> _Exercise details_
Find the lines holding the word "Gerhardt" and collect them.

> _Entries shown_
<<<<
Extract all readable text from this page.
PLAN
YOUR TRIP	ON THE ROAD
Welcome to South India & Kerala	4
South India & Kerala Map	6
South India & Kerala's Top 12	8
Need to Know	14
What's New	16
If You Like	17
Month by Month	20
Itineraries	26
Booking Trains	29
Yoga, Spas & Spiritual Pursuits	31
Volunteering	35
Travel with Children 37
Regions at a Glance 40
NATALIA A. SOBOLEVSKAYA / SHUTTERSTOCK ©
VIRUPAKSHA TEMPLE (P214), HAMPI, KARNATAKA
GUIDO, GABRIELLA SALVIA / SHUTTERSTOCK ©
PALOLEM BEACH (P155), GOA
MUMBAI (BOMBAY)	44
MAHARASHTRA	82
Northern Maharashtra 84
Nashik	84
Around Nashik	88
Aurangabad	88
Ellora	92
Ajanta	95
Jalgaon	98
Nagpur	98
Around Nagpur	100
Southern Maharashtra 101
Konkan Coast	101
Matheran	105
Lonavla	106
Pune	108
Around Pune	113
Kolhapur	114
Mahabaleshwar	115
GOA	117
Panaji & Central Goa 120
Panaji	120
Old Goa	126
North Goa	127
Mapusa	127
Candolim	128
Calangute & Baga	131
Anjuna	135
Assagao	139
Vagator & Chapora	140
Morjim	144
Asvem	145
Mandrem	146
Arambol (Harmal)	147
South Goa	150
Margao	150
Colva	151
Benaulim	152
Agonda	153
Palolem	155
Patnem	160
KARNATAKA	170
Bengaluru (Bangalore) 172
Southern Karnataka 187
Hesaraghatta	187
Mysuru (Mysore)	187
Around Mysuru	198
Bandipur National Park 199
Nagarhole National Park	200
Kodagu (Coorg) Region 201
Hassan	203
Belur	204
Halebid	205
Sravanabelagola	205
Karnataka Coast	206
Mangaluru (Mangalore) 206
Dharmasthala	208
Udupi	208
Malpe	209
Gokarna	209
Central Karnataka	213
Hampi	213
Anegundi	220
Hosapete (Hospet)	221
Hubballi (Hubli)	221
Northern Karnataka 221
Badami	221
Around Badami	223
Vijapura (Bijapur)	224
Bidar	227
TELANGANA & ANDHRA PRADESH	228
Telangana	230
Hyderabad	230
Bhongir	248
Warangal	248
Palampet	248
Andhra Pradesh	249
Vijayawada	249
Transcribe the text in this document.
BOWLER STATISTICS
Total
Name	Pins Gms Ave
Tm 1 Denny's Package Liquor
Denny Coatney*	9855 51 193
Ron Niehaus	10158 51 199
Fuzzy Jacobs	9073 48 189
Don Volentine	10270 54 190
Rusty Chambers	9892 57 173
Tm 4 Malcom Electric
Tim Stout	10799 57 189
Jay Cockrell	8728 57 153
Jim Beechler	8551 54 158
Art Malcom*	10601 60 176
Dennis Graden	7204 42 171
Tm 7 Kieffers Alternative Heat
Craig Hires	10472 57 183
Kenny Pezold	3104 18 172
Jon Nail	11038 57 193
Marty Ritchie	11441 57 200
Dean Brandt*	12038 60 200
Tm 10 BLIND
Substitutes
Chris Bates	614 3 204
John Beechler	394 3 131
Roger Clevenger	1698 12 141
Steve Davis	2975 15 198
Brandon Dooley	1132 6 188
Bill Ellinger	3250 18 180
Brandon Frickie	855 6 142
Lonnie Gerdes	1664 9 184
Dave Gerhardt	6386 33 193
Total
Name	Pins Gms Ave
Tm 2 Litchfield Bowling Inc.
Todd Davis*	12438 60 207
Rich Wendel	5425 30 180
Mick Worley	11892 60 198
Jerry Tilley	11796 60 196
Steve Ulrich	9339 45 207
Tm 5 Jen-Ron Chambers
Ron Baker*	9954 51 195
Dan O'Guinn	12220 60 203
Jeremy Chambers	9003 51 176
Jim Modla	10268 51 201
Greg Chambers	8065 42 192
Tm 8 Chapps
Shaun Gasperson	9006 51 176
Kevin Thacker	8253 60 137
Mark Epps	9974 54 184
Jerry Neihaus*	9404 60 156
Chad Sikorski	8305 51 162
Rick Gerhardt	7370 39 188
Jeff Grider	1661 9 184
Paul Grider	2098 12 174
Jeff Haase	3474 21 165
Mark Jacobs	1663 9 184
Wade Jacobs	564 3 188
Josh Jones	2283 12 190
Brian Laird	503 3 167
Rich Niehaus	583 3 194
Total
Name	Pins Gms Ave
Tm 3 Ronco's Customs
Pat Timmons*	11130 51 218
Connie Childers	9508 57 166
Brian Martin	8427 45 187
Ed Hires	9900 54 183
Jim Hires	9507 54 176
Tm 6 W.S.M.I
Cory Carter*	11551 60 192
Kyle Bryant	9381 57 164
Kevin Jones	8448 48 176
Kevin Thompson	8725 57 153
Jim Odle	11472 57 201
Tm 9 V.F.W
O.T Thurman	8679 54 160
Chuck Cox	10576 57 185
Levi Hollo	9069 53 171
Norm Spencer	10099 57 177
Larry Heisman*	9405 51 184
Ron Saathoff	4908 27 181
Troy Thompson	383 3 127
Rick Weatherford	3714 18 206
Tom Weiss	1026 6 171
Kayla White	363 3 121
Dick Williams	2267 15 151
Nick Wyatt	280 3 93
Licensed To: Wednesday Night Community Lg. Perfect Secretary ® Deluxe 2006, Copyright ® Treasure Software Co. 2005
>>>>
> _Expected output_
Dave Gerhardt	6386 33 193
Rick Gerhardt	7370 39 188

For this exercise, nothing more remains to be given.